▸ Set problem
Transcribe the entries below exactly.

[Excerpts from a figure dataset]
● ● ● ●
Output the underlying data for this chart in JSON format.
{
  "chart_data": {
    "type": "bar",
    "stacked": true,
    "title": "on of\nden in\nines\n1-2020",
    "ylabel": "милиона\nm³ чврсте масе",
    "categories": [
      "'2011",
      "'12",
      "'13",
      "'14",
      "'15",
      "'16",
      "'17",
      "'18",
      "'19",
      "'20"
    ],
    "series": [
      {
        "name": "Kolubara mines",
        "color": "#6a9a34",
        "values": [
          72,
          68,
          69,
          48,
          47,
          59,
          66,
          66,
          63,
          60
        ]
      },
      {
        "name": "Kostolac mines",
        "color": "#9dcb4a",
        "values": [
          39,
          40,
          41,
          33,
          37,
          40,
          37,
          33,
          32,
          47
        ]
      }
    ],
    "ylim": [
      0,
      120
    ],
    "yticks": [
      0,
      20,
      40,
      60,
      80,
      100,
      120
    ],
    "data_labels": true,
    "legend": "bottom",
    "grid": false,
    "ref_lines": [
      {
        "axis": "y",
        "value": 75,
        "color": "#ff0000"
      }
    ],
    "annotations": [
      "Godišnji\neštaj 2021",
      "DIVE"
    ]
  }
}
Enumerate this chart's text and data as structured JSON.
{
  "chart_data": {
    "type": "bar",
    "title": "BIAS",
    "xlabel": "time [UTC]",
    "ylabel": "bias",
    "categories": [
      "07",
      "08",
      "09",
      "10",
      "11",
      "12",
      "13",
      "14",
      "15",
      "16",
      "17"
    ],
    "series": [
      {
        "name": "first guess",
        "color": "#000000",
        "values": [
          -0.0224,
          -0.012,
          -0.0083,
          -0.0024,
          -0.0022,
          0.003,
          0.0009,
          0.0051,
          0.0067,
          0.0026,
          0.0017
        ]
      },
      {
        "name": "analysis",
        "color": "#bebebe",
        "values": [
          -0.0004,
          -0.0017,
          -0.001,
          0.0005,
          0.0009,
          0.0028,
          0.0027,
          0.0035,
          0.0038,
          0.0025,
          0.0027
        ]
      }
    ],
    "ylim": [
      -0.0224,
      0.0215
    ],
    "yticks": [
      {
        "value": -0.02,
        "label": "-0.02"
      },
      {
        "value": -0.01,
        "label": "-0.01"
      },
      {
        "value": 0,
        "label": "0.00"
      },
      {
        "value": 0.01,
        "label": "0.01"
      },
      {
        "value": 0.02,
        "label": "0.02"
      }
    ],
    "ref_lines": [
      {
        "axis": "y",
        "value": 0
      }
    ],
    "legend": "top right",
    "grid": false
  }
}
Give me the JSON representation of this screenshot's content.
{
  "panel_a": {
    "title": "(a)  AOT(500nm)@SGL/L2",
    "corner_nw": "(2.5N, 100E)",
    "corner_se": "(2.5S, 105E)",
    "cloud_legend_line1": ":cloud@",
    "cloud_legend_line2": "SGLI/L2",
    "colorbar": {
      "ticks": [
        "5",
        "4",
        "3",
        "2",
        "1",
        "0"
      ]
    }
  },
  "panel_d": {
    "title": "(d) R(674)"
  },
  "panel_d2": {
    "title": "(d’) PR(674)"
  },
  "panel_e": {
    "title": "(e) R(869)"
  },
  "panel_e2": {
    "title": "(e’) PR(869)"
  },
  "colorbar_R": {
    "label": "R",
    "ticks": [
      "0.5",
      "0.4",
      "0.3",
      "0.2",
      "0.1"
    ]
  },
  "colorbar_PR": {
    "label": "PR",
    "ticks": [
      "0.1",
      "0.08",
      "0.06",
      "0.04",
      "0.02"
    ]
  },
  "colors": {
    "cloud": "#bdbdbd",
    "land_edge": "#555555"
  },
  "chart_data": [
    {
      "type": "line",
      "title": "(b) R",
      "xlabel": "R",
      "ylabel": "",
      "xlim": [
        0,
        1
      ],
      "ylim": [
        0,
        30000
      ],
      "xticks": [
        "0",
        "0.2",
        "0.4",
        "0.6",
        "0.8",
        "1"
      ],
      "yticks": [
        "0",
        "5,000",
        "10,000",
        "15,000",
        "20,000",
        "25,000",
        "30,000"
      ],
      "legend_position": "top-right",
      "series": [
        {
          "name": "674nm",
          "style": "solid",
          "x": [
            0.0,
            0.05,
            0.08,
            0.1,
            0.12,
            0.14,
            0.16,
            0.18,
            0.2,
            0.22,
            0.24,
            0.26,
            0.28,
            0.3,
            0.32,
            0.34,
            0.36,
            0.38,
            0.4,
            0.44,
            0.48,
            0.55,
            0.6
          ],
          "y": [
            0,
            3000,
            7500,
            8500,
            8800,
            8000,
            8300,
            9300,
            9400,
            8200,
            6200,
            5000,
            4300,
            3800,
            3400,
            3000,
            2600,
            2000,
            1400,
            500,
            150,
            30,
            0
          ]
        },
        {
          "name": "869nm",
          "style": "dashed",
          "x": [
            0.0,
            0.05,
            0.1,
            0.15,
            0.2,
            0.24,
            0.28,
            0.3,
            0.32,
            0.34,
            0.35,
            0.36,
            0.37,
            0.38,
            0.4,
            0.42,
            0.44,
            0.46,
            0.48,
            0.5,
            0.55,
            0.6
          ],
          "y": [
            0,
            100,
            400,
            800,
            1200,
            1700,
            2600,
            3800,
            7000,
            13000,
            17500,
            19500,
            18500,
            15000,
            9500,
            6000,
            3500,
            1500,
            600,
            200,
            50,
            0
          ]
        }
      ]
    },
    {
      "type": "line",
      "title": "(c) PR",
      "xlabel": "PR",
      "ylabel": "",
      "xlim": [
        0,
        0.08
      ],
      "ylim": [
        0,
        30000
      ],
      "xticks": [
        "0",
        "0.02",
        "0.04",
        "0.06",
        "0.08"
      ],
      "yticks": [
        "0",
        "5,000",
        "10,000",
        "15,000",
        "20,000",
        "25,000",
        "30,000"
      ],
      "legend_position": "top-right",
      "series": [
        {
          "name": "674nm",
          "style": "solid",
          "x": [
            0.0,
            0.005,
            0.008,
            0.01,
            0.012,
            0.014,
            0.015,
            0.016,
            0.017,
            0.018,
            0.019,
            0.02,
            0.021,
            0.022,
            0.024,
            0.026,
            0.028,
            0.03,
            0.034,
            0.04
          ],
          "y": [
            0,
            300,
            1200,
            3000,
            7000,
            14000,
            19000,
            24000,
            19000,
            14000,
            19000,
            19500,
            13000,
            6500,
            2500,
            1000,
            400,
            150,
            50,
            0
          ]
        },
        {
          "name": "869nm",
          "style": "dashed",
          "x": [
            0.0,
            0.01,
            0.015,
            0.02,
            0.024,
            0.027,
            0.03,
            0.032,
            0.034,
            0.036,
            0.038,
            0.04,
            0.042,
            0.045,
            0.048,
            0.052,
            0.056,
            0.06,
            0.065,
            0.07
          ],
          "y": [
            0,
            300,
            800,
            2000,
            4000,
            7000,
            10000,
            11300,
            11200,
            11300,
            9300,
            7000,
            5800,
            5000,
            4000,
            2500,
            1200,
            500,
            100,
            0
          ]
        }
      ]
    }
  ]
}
● ● ● ●
▸ Solution to this task
Output the underlying data for this chart in JSON format.
{
  "chart_data": {
    "type": "bar",
    "stacked": true,
    "title": "on of\nden in\nines\n1-2020",
    "ylabel": "милиона\nm³ чврсте масе",
    "categories": [
      "'2011",
      "'12",
      "'13",
      "'14",
      "'15",
      "'16",
      "'17",
      "'18",
      "'19",
      "'20"
    ],
    "series": [
      {
        "name": "Kolubara mines",
        "color": "#6a9a34",
        "values": [
          72,
          68,
          69,
          48,
          47,
          59,
          66,
          66,
          63,
          60
        ]
      },
      {
        "name": "Kostolac mines",
        "color": "#9dcb4a",
        "values": [
          39,
          40,
          41,
          33,
          37,
          40,
          37,
          33,
          32,
          47
        ]
      }
    ],
    "ylim": [
      0,
      120
    ],
    "yticks": [
      0,
      20,
      40,
      60,
      80,
      100,
      120
    ],
    "data_labels": true,
    "legend": "bottom",
    "grid": false,
    "ref_lines": [
      {
        "axis": "y",
        "value": 75,
        "color": "#ff0000"
      }
    ],
    "annotations": [
      "Godišnji\neštaj 2021",
      "DIVE"
    ]
  }
}
Enumerate this chart's text and data as structured JSON.
{
  "chart_data": {
    "type": "bar",
    "title": "BIAS",
    "xlabel": "time [UTC]",
    "ylabel": "bias",
    "categories": [
      "07",
      "08",
      "09",
      "10",
      "11",
      "12",
      "13",
      "14",
      "15",
      "16",
      "17"
    ],
    "series": [
      {
        "name": "first guess",
        "color": "#000000",
        "values": [
          -0.0224,
          -0.012,
          -0.0083,
          -0.0024,
          -0.0022,
          0.003,
          0.0009,
          0.0051,
          0.0067,
          0.0026,
          0.0017
        ]
      },
      {
        "name": "analysis",
        "color": "#bebebe",
        "values": [
          -0.0004,
          -0.0017,
          -0.001,
          0.0005,
          0.0009,
          0.0028,
          0.0027,
          0.0035,
          0.0038,
          0.0025,
          0.0027
        ]
      }
    ],
    "ylim": [
      -0.0224,
      0.0215
    ],
    "yticks": [
      {
        "value": -0.02,
        "label": "-0.02"
      },
      {
        "value": -0.01,
        "label": "-0.01"
      },
      {
        "value": 0,
        "label": "0.00"
      },
      {
        "value": 0.01,
        "label": "0.01"
      },
      {
        "value": 0.02,
        "label": "0.02"
      }
    ],
    "ref_lines": [
      {
        "axis": "y",
        "value": 0
      }
    ],
    "legend": "top right",
    "grid": false
  }
}
Give me the JSON representation of this screenshot's content.
{
  "panel_a": {
    "title": "(a)  AOT(500nm)@SGL/L2",
    "corner_nw": "(2.5N, 100E)",
    "corner_se": "(2.5S, 105E)",
    "cloud_legend_line1": ":cloud@",
    "cloud_legend_line2": "SGLI/L2",
    "colorbar": {
      "ticks": [
        "5",
        "4",
        "3",
        "2",
        "1",
        "0"
      ]
    }
  },
  "panel_d": {
    "title": "(d) R(674)"
  },
  "panel_d2": {
    "title": "(d’) PR(674)"
  },
  "panel_e": {
    "title": "(e) R(869)"
  },
  "panel_e2": {
    "title": "(e’) PR(869)"
  },
  "colorbar_R": {
    "label": "R",
    "ticks": [
      "0.5",
      "0.4",
      "0.3",
      "0.2",
      "0.1"
    ]
  },
  "colorbar_PR": {
    "label": "PR",
    "ticks": [
      "0.1",
      "0.08",
      "0.06",
      "0.04",
      "0.02"
    ]
  },
  "colors": {
    "cloud": "#bdbdbd",
    "land_edge": "#555555"
  },
  "chart_data": [
    {
      "type": "line",
      "title": "(b) R",
      "xlabel": "R",
      "ylabel": "",
      "xlim": [
        0,
        1
      ],
      "ylim": [
        0,
        30000
      ],
      "xticks": [
        "0",
        "0.2",
        "0.4",
        "0.6",
        "0.8",
        "1"
      ],
      "yticks": [
        "0",
        "5,000",
        "10,000",
        "15,000",
        "20,000",
        "25,000",
        "30,000"
      ],
      "legend_position": "top-right",
      "series": [
        {
          "name": "674nm",
          "style": "solid",
          "x": [
            0.0,
            0.05,
            0.08,
            0.1,
            0.12,
            0.14,
            0.16,
            0.18,
            0.2,
            0.22,
            0.24,
            0.26,
            0.28,
            0.3,
            0.32,
            0.34,
            0.36,
            0.38,
            0.4,
            0.44,
            0.48,
            0.55,
            0.6
          ],
          "y": [
            0,
            3000,
            7500,
            8500,
            8800,
            8000,
            8300,
            9300,
            9400,
            8200,
            6200,
            5000,
            4300,
            3800,
            3400,
            3000,
            2600,
            2000,
            1400,
            500,
            150,
            30,
            0
          ]
        },
        {
          "name": "869nm",
          "style": "dashed",
          "x": [
            0.0,
            0.05,
            0.1,
            0.15,
            0.2,
            0.24,
            0.28,
            0.3,
            0.32,
            0.34,
            0.35,
            0.36,
            0.37,
            0.38,
            0.4,
            0.42,
            0.44,
            0.46,
            0.48,
            0.5,
            0.55,
            0.6
          ],
          "y": [
            0,
            100,
            400,
            800,
            1200,
            1700,
            2600,
            3800,
            7000,
            13000,
            17500,
            19500,
            18500,
            15000,
            9500,
            6000,
            3500,
            1500,
            600,
            200,
            50,
            0
          ]
        }
      ]
    },
    {
      "type": "line",
      "title": "(c) PR",
      "xlabel": "PR",
      "ylabel": "",
      "xlim": [
        0,
        0.08
      ],
      "ylim": [
        0,
        30000
      ],
      "xticks": [
        "0",
        "0.02",
        "0.04",
        "0.06",
        "0.08"
      ],
      "yticks": [
        "0",
        "5,000",
        "10,000",
        "15,000",
        "20,000",
        "25,000",
        "30,000"
      ],
      "legend_position": "top-right",
      "series": [
        {
          "name": "674nm",
          "style": "solid",
          "x": [
            0.0,
            0.005,
            0.008,
            0.01,
            0.012,
            0.014,
            0.015,
            0.016,
            0.017,
            0.018,
            0.019,
            0.02,
            0.021,
            0.022,
            0.024,
            0.026,
            0.028,
            0.03,
            0.034,
            0.04
          ],
          "y": [
            0,
            300,
            1200,
            3000,
            7000,
            14000,
            19000,
            24000,
            19000,
            14000,
            19000,
            19500,
            13000,
            6500,
            2500,
            1000,
            400,
            150,
            50,
            0
          ]
        },
        {
          "name": "869nm",
          "style": "dashed",
          "x": [
            0.0,
            0.01,
            0.015,
            0.02,
            0.024,
            0.027,
            0.03,
            0.032,
            0.034,
            0.036,
            0.038,
            0.04,
            0.042,
            0.045,
            0.048,
            0.052,
            0.056,
            0.06,
            0.065,
            0.07
          ],
          "y": [
            0,
            300,
            800,
            2000,
            4000,
            7000,
            10000,
            11300,
            11200,
            11300,
            9300,
            7000,
            5800,
            5000,
            4000,
            2500,
            1200,
            500,
            100,
            0
          ]
        }
      ]
    }
  ]
}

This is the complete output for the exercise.